+++ Materials provided

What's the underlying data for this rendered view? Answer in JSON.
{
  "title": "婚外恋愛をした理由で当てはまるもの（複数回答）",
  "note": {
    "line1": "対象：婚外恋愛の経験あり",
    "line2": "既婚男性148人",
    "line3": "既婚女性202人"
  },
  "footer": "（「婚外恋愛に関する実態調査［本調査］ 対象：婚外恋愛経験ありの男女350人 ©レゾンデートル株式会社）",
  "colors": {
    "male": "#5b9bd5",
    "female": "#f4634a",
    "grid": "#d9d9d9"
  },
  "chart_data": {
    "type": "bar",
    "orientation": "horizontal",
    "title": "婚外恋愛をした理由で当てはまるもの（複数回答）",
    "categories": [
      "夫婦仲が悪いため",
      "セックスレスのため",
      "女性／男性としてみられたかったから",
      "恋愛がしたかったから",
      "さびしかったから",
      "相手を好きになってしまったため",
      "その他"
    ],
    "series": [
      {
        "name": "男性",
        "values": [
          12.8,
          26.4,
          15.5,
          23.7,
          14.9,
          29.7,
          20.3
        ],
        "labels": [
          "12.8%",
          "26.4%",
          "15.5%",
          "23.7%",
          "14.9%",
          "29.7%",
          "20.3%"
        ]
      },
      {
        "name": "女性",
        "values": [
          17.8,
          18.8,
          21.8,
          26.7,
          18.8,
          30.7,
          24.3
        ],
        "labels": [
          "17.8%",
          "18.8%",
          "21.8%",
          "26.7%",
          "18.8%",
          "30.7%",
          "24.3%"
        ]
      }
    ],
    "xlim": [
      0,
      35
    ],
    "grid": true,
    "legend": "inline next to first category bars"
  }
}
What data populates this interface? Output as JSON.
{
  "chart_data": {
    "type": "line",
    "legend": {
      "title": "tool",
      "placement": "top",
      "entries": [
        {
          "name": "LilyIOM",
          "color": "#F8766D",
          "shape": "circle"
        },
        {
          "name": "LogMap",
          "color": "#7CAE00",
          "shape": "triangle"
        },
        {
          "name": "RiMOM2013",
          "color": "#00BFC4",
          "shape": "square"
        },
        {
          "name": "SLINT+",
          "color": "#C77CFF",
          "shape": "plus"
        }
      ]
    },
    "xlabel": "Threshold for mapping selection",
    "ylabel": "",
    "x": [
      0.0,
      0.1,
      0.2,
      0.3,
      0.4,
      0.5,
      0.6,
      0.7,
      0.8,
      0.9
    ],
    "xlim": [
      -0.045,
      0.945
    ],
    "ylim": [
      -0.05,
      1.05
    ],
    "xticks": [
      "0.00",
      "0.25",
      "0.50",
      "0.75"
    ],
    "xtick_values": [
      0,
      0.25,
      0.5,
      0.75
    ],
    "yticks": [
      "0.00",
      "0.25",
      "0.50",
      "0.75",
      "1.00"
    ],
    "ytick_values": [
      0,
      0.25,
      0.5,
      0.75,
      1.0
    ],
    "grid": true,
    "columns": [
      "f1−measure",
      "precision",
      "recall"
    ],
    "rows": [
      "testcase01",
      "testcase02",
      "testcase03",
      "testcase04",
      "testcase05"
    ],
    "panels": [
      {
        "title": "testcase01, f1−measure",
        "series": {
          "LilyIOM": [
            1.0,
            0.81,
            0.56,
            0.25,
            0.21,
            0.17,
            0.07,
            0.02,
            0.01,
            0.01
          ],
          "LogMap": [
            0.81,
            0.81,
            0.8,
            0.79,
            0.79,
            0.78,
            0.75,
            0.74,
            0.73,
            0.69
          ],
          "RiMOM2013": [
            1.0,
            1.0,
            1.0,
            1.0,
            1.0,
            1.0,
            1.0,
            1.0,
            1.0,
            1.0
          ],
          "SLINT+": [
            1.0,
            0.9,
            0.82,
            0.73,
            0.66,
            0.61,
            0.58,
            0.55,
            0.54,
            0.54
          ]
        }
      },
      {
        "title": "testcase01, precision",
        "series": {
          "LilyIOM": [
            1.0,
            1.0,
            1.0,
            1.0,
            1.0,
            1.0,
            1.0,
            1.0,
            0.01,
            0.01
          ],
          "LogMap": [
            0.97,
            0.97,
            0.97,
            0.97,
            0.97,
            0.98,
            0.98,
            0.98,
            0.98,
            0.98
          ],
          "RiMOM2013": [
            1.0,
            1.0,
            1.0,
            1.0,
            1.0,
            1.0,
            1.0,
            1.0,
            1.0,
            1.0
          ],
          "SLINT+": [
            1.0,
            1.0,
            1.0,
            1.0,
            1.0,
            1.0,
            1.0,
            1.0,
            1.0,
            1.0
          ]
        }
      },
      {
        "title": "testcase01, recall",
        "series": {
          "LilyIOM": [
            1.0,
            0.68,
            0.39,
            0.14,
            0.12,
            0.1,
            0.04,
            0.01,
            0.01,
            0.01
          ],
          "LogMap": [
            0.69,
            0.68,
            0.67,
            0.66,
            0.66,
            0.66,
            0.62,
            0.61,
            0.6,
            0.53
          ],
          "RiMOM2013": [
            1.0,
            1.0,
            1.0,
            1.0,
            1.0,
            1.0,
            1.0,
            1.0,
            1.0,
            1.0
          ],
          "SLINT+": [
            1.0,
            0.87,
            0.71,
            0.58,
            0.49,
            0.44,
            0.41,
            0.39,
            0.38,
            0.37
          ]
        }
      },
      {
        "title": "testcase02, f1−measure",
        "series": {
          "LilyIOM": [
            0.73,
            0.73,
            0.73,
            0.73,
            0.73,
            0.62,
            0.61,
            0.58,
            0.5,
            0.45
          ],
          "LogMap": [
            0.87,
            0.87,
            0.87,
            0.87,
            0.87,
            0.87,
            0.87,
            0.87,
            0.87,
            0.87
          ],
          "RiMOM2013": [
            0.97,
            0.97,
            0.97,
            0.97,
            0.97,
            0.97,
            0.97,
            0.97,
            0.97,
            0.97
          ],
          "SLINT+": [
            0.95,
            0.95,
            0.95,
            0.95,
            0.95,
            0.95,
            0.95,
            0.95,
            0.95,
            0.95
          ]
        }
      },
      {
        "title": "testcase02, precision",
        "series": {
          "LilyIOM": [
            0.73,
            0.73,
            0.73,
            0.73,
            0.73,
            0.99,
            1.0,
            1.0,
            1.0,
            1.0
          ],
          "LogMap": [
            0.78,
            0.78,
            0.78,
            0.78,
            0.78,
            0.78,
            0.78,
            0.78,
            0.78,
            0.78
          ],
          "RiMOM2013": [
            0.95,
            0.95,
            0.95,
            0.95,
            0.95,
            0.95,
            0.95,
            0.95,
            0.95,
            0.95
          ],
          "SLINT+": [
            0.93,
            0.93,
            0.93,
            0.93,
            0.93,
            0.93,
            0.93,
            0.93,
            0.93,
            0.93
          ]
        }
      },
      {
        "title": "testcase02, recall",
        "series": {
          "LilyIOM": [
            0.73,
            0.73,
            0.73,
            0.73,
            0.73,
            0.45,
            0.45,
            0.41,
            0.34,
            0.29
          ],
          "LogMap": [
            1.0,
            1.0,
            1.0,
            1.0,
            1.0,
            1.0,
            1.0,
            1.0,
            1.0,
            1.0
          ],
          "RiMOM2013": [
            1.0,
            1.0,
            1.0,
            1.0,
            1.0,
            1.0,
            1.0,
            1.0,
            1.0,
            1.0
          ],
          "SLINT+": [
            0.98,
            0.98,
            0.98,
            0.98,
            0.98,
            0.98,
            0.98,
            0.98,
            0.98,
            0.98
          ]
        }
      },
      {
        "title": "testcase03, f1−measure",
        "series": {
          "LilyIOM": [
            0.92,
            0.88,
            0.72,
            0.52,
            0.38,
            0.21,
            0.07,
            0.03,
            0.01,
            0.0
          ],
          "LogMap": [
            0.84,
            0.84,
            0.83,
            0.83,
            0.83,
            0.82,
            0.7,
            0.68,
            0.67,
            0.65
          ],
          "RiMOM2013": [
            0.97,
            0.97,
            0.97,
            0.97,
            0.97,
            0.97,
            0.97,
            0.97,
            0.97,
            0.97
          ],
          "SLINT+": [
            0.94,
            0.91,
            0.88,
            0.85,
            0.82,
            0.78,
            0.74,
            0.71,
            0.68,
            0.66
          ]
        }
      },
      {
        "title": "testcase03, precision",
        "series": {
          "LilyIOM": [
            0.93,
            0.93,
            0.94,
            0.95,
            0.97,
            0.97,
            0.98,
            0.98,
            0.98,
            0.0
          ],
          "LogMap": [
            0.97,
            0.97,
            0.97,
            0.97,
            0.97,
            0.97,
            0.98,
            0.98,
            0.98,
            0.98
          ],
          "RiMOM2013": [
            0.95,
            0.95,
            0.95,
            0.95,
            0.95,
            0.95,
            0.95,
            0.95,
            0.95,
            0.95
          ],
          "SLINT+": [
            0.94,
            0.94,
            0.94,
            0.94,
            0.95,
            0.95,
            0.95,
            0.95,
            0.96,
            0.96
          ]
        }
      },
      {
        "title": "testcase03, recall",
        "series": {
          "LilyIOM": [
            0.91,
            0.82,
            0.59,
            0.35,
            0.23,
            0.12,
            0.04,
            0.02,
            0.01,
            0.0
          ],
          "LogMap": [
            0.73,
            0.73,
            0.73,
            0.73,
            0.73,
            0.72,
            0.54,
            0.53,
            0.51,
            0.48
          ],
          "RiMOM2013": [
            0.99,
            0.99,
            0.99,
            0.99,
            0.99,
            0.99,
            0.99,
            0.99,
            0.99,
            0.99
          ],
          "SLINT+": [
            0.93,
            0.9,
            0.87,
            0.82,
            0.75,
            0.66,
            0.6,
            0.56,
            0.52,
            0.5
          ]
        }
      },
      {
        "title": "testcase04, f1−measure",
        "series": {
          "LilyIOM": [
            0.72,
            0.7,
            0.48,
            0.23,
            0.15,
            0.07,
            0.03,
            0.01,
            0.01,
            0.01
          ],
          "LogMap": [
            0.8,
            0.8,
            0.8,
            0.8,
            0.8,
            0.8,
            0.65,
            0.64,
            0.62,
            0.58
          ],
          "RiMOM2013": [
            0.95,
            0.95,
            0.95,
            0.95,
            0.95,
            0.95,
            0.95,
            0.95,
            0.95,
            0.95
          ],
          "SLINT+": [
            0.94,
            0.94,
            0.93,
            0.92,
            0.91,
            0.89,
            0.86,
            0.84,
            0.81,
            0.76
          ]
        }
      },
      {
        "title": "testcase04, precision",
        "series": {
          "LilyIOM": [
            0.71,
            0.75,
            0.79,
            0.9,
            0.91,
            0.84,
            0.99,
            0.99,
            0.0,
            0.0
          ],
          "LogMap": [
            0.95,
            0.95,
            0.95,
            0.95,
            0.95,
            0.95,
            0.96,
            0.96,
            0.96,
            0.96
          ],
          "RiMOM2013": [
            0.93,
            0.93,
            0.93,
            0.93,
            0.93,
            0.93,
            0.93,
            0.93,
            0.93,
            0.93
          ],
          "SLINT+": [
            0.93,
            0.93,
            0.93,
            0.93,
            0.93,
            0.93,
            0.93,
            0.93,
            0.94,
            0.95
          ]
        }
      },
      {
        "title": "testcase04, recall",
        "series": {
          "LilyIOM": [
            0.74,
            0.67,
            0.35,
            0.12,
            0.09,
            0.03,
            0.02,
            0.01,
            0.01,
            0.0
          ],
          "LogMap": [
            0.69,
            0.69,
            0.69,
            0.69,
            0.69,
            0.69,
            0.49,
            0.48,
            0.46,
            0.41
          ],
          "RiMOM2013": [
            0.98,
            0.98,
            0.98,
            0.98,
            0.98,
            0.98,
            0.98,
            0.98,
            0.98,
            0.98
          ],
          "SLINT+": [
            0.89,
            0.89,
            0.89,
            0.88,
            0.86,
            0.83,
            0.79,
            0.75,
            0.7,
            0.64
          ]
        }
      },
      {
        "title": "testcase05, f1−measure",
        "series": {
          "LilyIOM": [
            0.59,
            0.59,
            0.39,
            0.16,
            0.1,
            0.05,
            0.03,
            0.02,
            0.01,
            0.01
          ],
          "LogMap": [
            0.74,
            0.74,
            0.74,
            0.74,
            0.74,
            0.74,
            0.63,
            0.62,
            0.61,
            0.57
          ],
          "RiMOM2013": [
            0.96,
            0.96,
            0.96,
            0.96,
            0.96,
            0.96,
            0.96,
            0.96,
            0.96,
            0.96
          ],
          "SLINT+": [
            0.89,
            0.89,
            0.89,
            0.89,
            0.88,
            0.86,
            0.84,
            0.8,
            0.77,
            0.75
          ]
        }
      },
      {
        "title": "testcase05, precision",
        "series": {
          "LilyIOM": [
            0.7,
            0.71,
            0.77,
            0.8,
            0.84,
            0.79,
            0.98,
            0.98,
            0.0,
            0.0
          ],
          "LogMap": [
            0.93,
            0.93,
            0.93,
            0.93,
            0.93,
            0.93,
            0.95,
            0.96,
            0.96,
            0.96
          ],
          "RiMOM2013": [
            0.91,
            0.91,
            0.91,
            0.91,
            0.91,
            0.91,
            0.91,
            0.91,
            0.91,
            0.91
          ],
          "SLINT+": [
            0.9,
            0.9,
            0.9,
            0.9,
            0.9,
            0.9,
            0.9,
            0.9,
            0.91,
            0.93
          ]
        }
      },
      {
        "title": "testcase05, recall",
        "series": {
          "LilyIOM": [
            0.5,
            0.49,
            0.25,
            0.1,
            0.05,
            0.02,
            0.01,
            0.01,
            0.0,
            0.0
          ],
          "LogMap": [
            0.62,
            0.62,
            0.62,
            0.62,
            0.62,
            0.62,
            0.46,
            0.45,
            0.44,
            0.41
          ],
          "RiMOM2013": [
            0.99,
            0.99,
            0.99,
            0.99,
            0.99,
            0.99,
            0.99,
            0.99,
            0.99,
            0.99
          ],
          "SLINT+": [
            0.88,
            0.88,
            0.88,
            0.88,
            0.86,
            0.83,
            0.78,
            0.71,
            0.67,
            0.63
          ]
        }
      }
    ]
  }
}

++++++

### Task directions
Show every line of the listing in which the string "measure" can be found.

### Result below
      "f1−measure",
        "title": "testcase01, f1−measure",
        "title": "testcase02, f1−measure",
        "title": "testcase03, f1−measure",
        "title": "testcase04, f1−measure",
        "title": "testcase05, f1−measure",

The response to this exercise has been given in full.